▸ INSTRUCTIONS FOR THE TASK:
Find the string "style" and gather every line that holds it.

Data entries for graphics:
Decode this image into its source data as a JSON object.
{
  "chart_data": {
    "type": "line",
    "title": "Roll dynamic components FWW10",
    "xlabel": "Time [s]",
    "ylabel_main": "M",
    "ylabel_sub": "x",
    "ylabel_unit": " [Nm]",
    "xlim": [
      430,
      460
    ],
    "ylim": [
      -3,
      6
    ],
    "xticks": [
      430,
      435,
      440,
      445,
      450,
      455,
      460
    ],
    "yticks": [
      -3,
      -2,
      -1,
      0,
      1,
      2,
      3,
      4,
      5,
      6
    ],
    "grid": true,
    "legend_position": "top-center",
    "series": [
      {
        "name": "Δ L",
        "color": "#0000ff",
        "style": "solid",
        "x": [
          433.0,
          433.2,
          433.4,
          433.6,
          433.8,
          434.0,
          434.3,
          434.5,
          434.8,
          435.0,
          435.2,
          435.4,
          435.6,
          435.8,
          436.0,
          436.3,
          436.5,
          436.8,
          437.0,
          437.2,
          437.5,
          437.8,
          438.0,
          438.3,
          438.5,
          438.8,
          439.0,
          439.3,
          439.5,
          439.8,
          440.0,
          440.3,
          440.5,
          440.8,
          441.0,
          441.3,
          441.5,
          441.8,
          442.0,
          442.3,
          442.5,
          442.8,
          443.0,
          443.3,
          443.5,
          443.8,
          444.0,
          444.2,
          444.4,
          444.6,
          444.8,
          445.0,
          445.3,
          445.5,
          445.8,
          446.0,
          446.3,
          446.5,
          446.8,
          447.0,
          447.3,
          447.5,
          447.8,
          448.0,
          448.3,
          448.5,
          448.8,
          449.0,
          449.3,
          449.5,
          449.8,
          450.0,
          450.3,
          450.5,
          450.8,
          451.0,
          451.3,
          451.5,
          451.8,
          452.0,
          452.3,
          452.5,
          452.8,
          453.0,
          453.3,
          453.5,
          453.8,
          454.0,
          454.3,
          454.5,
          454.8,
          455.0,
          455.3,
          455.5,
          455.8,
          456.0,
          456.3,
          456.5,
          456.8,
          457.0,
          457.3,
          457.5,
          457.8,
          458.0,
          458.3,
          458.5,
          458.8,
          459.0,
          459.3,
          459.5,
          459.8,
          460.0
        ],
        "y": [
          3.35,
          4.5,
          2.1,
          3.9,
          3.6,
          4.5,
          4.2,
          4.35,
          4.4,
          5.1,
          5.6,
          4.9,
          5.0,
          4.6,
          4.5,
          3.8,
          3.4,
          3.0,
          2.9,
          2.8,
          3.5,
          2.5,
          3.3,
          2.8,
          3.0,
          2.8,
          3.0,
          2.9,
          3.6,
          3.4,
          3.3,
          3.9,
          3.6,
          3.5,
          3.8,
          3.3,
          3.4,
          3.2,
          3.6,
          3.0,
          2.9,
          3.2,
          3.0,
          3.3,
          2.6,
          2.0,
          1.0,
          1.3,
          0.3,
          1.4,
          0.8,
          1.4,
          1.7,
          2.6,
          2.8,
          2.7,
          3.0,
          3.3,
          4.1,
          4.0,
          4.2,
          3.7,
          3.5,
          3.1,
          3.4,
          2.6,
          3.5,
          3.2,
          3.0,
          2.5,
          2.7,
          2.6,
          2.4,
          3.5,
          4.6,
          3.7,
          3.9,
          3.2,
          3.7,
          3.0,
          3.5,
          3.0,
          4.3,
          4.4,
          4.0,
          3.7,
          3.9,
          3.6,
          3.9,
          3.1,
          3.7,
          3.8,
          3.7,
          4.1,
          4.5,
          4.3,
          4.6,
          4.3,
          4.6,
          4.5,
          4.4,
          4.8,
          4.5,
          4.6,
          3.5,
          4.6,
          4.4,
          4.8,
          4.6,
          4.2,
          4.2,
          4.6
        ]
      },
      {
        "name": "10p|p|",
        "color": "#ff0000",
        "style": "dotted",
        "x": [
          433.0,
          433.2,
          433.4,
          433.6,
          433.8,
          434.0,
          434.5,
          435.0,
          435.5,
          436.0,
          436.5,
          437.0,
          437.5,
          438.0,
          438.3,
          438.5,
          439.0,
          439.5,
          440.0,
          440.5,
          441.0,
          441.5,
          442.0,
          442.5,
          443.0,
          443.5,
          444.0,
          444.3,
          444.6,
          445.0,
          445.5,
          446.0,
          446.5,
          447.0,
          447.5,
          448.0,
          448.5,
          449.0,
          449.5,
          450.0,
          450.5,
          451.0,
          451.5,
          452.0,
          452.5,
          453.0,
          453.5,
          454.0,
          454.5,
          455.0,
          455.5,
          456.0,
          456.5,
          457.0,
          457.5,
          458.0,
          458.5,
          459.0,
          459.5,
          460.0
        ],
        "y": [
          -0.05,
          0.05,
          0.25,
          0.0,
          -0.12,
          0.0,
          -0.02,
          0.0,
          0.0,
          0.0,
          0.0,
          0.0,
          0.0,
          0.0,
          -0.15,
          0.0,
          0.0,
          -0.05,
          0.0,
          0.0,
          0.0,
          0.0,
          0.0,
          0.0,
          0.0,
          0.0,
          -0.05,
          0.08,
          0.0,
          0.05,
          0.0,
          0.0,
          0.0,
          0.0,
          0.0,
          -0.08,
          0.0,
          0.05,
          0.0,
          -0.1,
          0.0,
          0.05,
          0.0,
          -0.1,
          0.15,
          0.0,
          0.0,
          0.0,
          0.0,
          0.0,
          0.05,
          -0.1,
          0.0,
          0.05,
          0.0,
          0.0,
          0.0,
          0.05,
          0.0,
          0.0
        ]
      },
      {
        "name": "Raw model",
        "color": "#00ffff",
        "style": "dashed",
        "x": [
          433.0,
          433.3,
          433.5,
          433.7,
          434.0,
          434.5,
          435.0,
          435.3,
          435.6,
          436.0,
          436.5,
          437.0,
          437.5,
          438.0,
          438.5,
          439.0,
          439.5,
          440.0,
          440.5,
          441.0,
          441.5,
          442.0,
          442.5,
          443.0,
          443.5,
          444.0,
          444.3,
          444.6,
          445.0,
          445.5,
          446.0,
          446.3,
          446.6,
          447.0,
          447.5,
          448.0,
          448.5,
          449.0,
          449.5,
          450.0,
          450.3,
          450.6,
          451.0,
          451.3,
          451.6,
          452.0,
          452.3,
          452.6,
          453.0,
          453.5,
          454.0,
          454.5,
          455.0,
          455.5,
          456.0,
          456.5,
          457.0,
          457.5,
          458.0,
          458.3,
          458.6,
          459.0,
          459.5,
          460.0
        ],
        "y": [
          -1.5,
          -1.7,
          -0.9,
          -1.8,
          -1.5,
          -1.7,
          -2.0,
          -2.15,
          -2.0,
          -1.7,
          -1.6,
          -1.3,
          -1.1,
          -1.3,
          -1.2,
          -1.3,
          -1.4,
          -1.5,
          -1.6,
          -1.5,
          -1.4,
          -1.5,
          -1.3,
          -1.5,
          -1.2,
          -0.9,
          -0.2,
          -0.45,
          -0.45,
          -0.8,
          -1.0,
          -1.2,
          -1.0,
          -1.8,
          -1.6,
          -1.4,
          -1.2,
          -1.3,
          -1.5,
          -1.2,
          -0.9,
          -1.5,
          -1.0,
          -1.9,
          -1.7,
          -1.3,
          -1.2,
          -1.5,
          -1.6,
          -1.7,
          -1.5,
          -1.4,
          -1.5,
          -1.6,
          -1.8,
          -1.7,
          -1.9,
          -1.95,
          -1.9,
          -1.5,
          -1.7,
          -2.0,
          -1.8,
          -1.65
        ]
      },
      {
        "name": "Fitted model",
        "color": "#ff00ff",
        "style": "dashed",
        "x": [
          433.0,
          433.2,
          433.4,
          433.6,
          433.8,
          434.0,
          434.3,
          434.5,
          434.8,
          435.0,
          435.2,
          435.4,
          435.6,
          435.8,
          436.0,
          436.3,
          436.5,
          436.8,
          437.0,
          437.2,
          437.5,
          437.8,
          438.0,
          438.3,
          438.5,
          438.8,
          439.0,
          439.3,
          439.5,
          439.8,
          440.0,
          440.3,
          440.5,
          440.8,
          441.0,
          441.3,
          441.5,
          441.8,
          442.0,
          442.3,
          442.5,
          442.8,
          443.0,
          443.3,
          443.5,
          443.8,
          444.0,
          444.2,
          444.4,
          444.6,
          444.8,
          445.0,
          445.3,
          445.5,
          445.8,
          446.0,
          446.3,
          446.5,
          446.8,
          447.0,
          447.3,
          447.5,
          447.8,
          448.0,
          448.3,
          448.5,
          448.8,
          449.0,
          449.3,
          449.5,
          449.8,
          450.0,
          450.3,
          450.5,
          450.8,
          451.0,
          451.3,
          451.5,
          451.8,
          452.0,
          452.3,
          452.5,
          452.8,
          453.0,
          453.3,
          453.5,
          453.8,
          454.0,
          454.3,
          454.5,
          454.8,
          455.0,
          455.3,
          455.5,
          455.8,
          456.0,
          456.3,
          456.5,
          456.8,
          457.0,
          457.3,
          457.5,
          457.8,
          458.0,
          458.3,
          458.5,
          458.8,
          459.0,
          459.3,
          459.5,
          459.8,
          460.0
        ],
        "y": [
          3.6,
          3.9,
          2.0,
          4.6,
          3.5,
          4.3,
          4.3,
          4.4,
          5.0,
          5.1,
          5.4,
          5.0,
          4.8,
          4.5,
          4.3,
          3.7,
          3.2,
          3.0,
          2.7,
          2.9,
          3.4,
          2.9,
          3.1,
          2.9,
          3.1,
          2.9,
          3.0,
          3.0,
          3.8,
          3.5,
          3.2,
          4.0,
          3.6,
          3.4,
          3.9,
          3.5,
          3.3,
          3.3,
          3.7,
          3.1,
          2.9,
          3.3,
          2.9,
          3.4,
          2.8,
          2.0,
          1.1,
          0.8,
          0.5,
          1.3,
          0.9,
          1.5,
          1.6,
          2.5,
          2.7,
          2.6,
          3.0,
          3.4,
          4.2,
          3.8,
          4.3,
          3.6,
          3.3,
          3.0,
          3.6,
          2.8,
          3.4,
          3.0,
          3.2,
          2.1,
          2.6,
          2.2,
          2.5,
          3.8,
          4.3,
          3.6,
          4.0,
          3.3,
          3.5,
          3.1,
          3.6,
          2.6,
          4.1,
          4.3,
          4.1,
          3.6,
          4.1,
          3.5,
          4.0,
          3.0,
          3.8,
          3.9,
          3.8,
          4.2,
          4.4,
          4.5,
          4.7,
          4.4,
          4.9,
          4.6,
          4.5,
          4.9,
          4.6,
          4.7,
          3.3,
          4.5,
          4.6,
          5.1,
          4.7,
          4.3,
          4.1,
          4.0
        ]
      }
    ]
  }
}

▸ WRITTEN REPLY:
        "style": "solid",
        "style": "dotted",
        "style": "dashed",
        "style": "dashed",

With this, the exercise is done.